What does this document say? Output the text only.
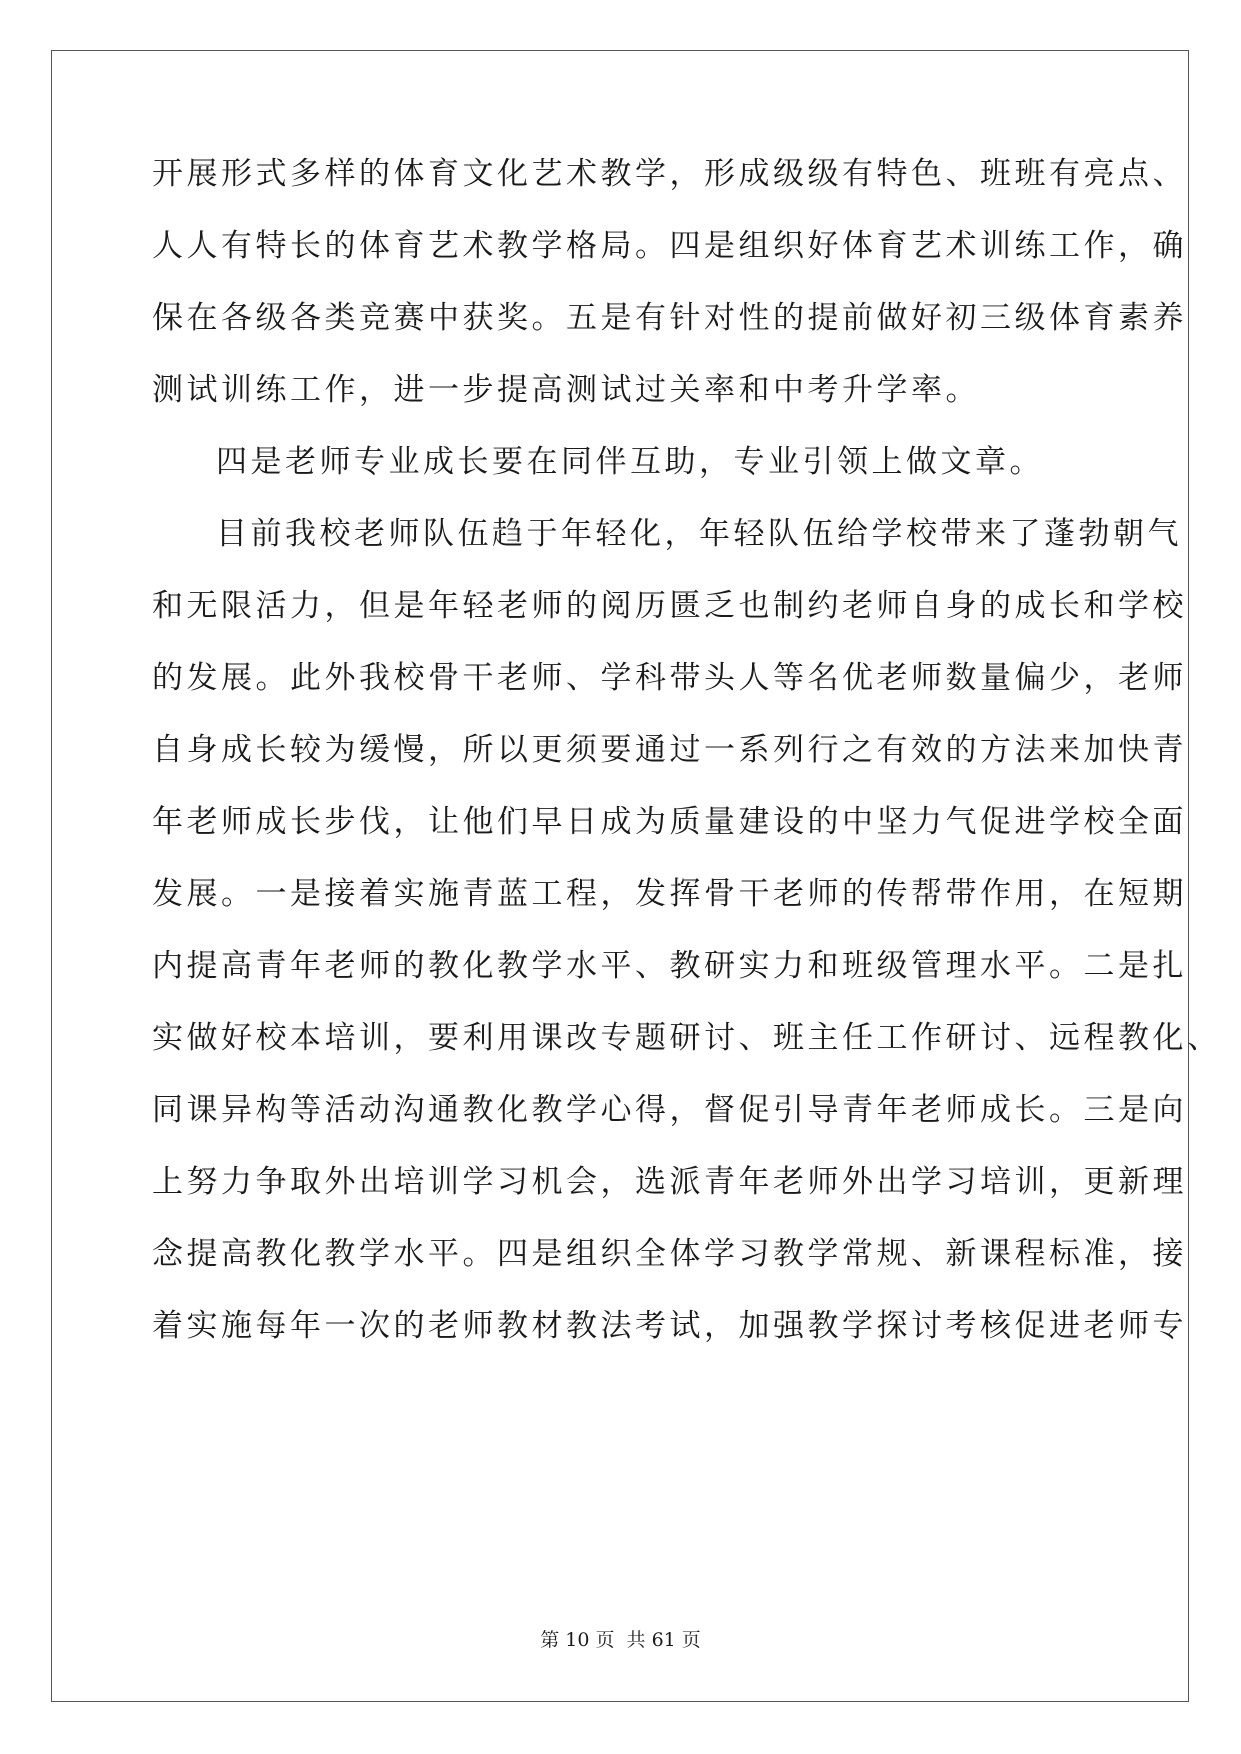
开展形式多样的体育文化艺术教学，形成级级有特色、班班有亮点、
人人有特长的体育艺术教学格局。四是组织好体育艺术训练工作，确
保在各级各类竞赛中获奖。五是有针对性的提前做好初三级体育素养
测试训练工作，进一步提高测试过关率和中考升学率。
四是老师专业成长要在同伴互助，专业引领上做文章。
目前我校老师队伍趋于年轻化，年轻队伍给学校带来了蓬勃朝气
和无限活力，但是年轻老师的阅历匮乏也制约老师自身的成长和学校
的发展。此外我校骨干老师、学科带头人等名优老师数量偏少，老师
自身成长较为缓慢，所以更须要通过一系列行之有效的方法来加快青
年老师成长步伐，让他们早日成为质量建设的中坚力气促进学校全面
发展。一是接着实施青蓝工程，发挥骨干老师的传帮带作用，在短期
内提高青年老师的教化教学水平、教研实力和班级管理水平。二是扎
实做好校本培训，要利用课改专题研讨、班主任工作研讨、远程教化、
同课异构等活动沟通教化教学心得，督促引导青年老师成长。三是向
上努力争取外出培训学习机会，选派青年老师外出学习培训，更新理
念提高教化教学水平。四是组织全体学习教学常规、新课程标准，接
着实施每年一次的老师教材教法考试，加强教学探讨考核促进老师专
第 10 页  共 61 页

■ Given task
Reproduce the material above in full and without alteration, but skip all pictures.

■ Task response
What does this document say? Output the text only.
开展形式多样的体育文化艺术教学，形成级级有特色、班班有亮点、
人人有特长的体育艺术教学格局。四是组织好体育艺术训练工作，确
保在各级各类竞赛中获奖。五是有针对性的提前做好初三级体育素养
测试训练工作，进一步提高测试过关率和中考升学率。
四是老师专业成长要在同伴互助，专业引领上做文章。
目前我校老师队伍趋于年轻化，年轻队伍给学校带来了蓬勃朝气
和无限活力，但是年轻老师的阅历匮乏也制约老师自身的成长和学校
的发展。此外我校骨干老师、学科带头人等名优老师数量偏少，老师
自身成长较为缓慢，所以更须要通过一系列行之有效的方法来加快青
年老师成长步伐，让他们早日成为质量建设的中坚力气促进学校全面
发展。一是接着实施青蓝工程，发挥骨干老师的传帮带作用，在短期
内提高青年老师的教化教学水平、教研实力和班级管理水平。二是扎
实做好校本培训，要利用课改专题研讨、班主任工作研讨、远程教化、
同课异构等活动沟通教化教学心得，督促引导青年老师成长。三是向
上努力争取外出培训学习机会，选派青年老师外出学习培训，更新理
念提高教化教学水平。四是组织全体学习教学常规、新课程标准，接
着实施每年一次的老师教材教法考试，加强教学探讨考核促进老师专
第 10 页  共 61 页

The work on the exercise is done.